----- Stored rows -----
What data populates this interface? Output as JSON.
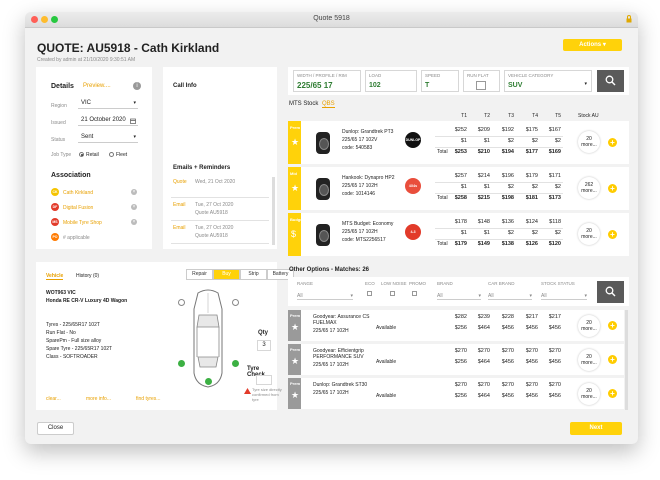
{
  "window": {
    "title": "Quote 5918"
  },
  "header": {
    "quote_title": "QUOTE: AU5918 - Cath  Kirkland",
    "created_by": "Created by admin at 21/10/2020 9:30:51 AM",
    "actions_label": "Actions"
  },
  "details": {
    "heading": "Details",
    "preview": "Preview....",
    "region_label": "Region",
    "region_value": "VIC",
    "issued_label": "Issued",
    "issued_value": "21 October 2020",
    "status_label": "Status",
    "status_value": "Sent",
    "jobtype_label": "Job Type",
    "retail": "Retail",
    "fleet": "Fleet"
  },
  "association": {
    "heading": "Association",
    "items": [
      {
        "badge": "CK",
        "label": "Cath Kirkland",
        "color": "#f5c400"
      },
      {
        "badge": "DF",
        "label": "Digital Fusion",
        "color": "#e23b2a"
      },
      {
        "badge": "MS",
        "label": "Mobile Tyre Shop",
        "color": "#e23b2a"
      },
      {
        "badge": "PO",
        "label": "# applicable",
        "color": "#ff7a00"
      }
    ]
  },
  "call_info": {
    "heading": "Call Info"
  },
  "emails": {
    "heading": "Emails + Reminders",
    "items": [
      {
        "type": "Quote",
        "date": "Wed, 21 Oct 2020",
        "sub": ""
      },
      {
        "type": "Email",
        "date": "Tue, 27 Oct 2020",
        "sub": "Quote AU5918"
      },
      {
        "type": "Email",
        "date": "Tue, 27 Oct 2020",
        "sub": "Quote AU5918"
      }
    ]
  },
  "vehicle": {
    "tab_vehicle": "Vehicle",
    "tab_history": "History (0)",
    "mode_tabs": [
      "Repair",
      "Buy",
      "Strip",
      "Battery"
    ],
    "rego": "WOT963 VIC",
    "model": "Honda RE CR-V Luxury 4D Wagon",
    "specs": [
      "Tyres - 225/65R17 102T",
      "Run Flat - No",
      "SparePm - Full size alloy",
      "Spare Tyre - 225/65R17 102T",
      "Class - SOFTROADER"
    ],
    "qty_label": "Qty",
    "qty_value": "3",
    "tyre_check": "Tyre Check",
    "tyre_note": "Tyre size directly confirmed from tyre",
    "clear": "clear...",
    "more_info": "more info...",
    "find_tyres": "find tyres..."
  },
  "search": {
    "width_label": "WIDTH / PROFILE / RIM",
    "width_value": "225/65 17",
    "load_label": "LOAD",
    "load_value": "102",
    "speed_label": "SPEED",
    "speed_value": "T",
    "runflat_label": "RUN FLAT",
    "category_label": "VEHICLE CATEGORY",
    "category_value": "SUV"
  },
  "stock_tabs": {
    "mts": "MTS Stock",
    "qbs": "QBS"
  },
  "columns": [
    "T1",
    "T2",
    "T3",
    "T4",
    "T5",
    "Stock AU"
  ],
  "products": [
    {
      "tier": "Prem",
      "name": "Dunlop: Grandtrek PT3",
      "size": "225/65 17 102V",
      "code": "code: 540583",
      "rows": [
        [
          "$252",
          "$209",
          "$192",
          "$175",
          "$167"
        ],
        [
          "$1",
          "$1",
          "$2",
          "$2",
          "$2"
        ],
        [
          "$253",
          "$210",
          "$194",
          "$177",
          "$169"
        ]
      ],
      "total": "Total",
      "more": "20 more...",
      "brand_badge": "DUNLOP",
      "brand_color": "#111111"
    },
    {
      "tier": "Mid",
      "name": "Hankook: Dynapro HP2",
      "size": "225/65 17 102H",
      "code": "code: 1014146",
      "rows": [
        [
          "$257",
          "$214",
          "$196",
          "$179",
          "$171"
        ],
        [
          "$1",
          "$1",
          "$2",
          "$2",
          "$2"
        ],
        [
          "$258",
          "$215",
          "$198",
          "$181",
          "$173"
        ]
      ],
      "total": "Total",
      "more": "262 more...",
      "brand_badge": "4X4s",
      "brand_color": "#e94e3c"
    },
    {
      "tier": "Budget",
      "name": "MTS Budget: Economy",
      "size": "225/65 17 102H",
      "code": "code: MTS2256517",
      "rows": [
        [
          "$178",
          "$148",
          "$136",
          "$124",
          "$118"
        ],
        [
          "$1",
          "$1",
          "$2",
          "$2",
          "$2"
        ],
        [
          "$179",
          "$149",
          "$138",
          "$126",
          "$120"
        ]
      ],
      "total": "Total",
      "more": "20 more...",
      "brand_badge": "4-3",
      "brand_color": "#e23b2a"
    }
  ],
  "other_options": {
    "heading": "Other Options - Matches: 26",
    "filters": {
      "range": "RANGE",
      "range_value": "All",
      "eco": "ECO",
      "low_noise": "LOW NOISE",
      "promo": "PROMO",
      "brand": "BRAND",
      "brand_value": "All",
      "car_brand": "CAR BRAND",
      "car_brand_value": "All",
      "stock_status": "STOCK STATUS",
      "stock_status_value": "All"
    },
    "items": [
      {
        "tier": "Prem",
        "name": "Goodyear: Assurance CS FUELMAX",
        "size": "225/65 17 102H",
        "status": "Available",
        "prices": [
          "$282",
          "$239",
          "$228",
          "$217",
          "$217"
        ],
        "more": "20 more..."
      },
      {
        "tier": "Prem",
        "name": "Goodyear: Efficientgrip PERFORMANCE SUV",
        "size": "225/65 17 102H",
        "status": "Available",
        "prices": [
          "$270",
          "$270",
          "$270",
          "$270",
          "$270"
        ],
        "more": "20 more..."
      },
      {
        "tier": "Prem",
        "name": "Dunlop: Grandtrek ST30",
        "size": "225/65 17 102H",
        "status": "Available",
        "prices": [
          "$270",
          "$270",
          "$270",
          "$270",
          "$270"
        ],
        "more": "20 more..."
      }
    ],
    "sub_prices": [
      "$256",
      "$464",
      "$456",
      "$456",
      "$456"
    ]
  },
  "footer": {
    "close": "Close",
    "next": "Next"
  },
  "colors": {
    "accent": "#ffd20a",
    "danger": "#e23b2a",
    "success": "#3cb043"
  }
}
-----
* _Exercise requirements_
Return all the entries word for word, but omit any pictures they contain.

* _Output of the task_
What data populates this interface? Output as JSON.
{
  "window": {
    "title": "Quote 5918"
  },
  "header": {
    "quote_title": "QUOTE: AU5918 - Cath  Kirkland",
    "created_by": "Created by admin at 21/10/2020 9:30:51 AM",
    "actions_label": "Actions"
  },
  "details": {
    "heading": "Details",
    "preview": "Preview....",
    "region_label": "Region",
    "region_value": "VIC",
    "issued_label": "Issued",
    "issued_value": "21 October 2020",
    "status_label": "Status",
    "status_value": "Sent",
    "jobtype_label": "Job Type",
    "retail": "Retail",
    "fleet": "Fleet"
  },
  "association": {
    "heading": "Association",
    "items": [
      {
        "badge": "CK",
        "label": "Cath Kirkland",
        "color": "#f5c400"
      },
      {
        "badge": "DF",
        "label": "Digital Fusion",
        "color": "#e23b2a"
      },
      {
        "badge": "MS",
        "label": "Mobile Tyre Shop",
        "color": "#e23b2a"
      },
      {
        "badge": "PO",
        "label": "# applicable",
        "color": "#ff7a00"
      }
    ]
  },
  "call_info": {
    "heading": "Call Info"
  },
  "emails": {
    "heading": "Emails + Reminders",
    "items": [
      {
        "type": "Quote",
        "date": "Wed, 21 Oct 2020",
        "sub": ""
      },
      {
        "type": "Email",
        "date": "Tue, 27 Oct 2020",
        "sub": "Quote AU5918"
      },
      {
        "type": "Email",
        "date": "Tue, 27 Oct 2020",
        "sub": "Quote AU5918"
      }
    ]
  },
  "vehicle": {
    "tab_vehicle": "Vehicle",
    "tab_history": "History (0)",
    "mode_tabs": [
      "Repair",
      "Buy",
      "Strip",
      "Battery"
    ],
    "rego": "WOT963 VIC",
    "model": "Honda RE CR-V Luxury 4D Wagon",
    "specs": [
      "Tyres - 225/65R17 102T",
      "Run Flat - No",
      "SparePm - Full size alloy",
      "Spare Tyre - 225/65R17 102T",
      "Class - SOFTROADER"
    ],
    "qty_label": "Qty",
    "qty_value": "3",
    "tyre_check": "Tyre Check",
    "tyre_note": "Tyre size directly confirmed from tyre",
    "clear": "clear...",
    "more_info": "more info...",
    "find_tyres": "find tyres..."
  },
  "search": {
    "width_label": "WIDTH / PROFILE / RIM",
    "width_value": "225/65 17",
    "load_label": "LOAD",
    "load_value": "102",
    "speed_label": "SPEED",
    "speed_value": "T",
    "runflat_label": "RUN FLAT",
    "category_label": "VEHICLE CATEGORY",
    "category_value": "SUV"
  },
  "stock_tabs": {
    "mts": "MTS Stock",
    "qbs": "QBS"
  },
  "columns": [
    "T1",
    "T2",
    "T3",
    "T4",
    "T5",
    "Stock AU"
  ],
  "products": [
    {
      "tier": "Prem",
      "name": "Dunlop: Grandtrek PT3",
      "size": "225/65 17 102V",
      "code": "code: 540583",
      "rows": [
        [
          "$252",
          "$209",
          "$192",
          "$175",
          "$167"
        ],
        [
          "$1",
          "$1",
          "$2",
          "$2",
          "$2"
        ],
        [
          "$253",
          "$210",
          "$194",
          "$177",
          "$169"
        ]
      ],
      "total": "Total",
      "more": "20 more...",
      "brand_badge": "DUNLOP",
      "brand_color": "#111111"
    },
    {
      "tier": "Mid",
      "name": "Hankook: Dynapro HP2",
      "size": "225/65 17 102H",
      "code": "code: 1014146",
      "rows": [
        [
          "$257",
          "$214",
          "$196",
          "$179",
          "$171"
        ],
        [
          "$1",
          "$1",
          "$2",
          "$2",
          "$2"
        ],
        [
          "$258",
          "$215",
          "$198",
          "$181",
          "$173"
        ]
      ],
      "total": "Total",
      "more": "262 more...",
      "brand_badge": "4X4s",
      "brand_color": "#e94e3c"
    },
    {
      "tier": "Budget",
      "name": "MTS Budget: Economy",
      "size": "225/65 17 102H",
      "code": "code: MTS2256517",
      "rows": [
        [
          "$178",
          "$148",
          "$136",
          "$124",
          "$118"
        ],
        [
          "$1",
          "$1",
          "$2",
          "$2",
          "$2"
        ],
        [
          "$179",
          "$149",
          "$138",
          "$126",
          "$120"
        ]
      ],
      "total": "Total",
      "more": "20 more...",
      "brand_badge": "4-3",
      "brand_color": "#e23b2a"
    }
  ],
  "other_options": {
    "heading": "Other Options - Matches: 26",
    "filters": {
      "range": "RANGE",
      "range_value": "All",
      "eco": "ECO",
      "low_noise": "LOW NOISE",
      "promo": "PROMO",
      "brand": "BRAND",
      "brand_value": "All",
      "car_brand": "CAR BRAND",
      "car_brand_value": "All",
      "stock_status": "STOCK STATUS",
      "stock_status_value": "All"
    },
    "items": [
      {
        "tier": "Prem",
        "name": "Goodyear: Assurance CS FUELMAX",
        "size": "225/65 17 102H",
        "status": "Available",
        "prices": [
          "$282",
          "$239",
          "$228",
          "$217",
          "$217"
        ],
        "more": "20 more..."
      },
      {
        "tier": "Prem",
        "name": "Goodyear: Efficientgrip PERFORMANCE SUV",
        "size": "225/65 17 102H",
        "status": "Available",
        "prices": [
          "$270",
          "$270",
          "$270",
          "$270",
          "$270"
        ],
        "more": "20 more..."
      },
      {
        "tier": "Prem",
        "name": "Dunlop: Grandtrek ST30",
        "size": "225/65 17 102H",
        "status": "Available",
        "prices": [
          "$270",
          "$270",
          "$270",
          "$270",
          "$270"
        ],
        "more": "20 more..."
      }
    ],
    "sub_prices": [
      "$256",
      "$464",
      "$456",
      "$456",
      "$456"
    ]
  },
  "footer": {
    "close": "Close",
    "next": "Next"
  },
  "colors": {
    "accent": "#ffd20a",
    "danger": "#e23b2a",
    "success": "#3cb043"
  }
}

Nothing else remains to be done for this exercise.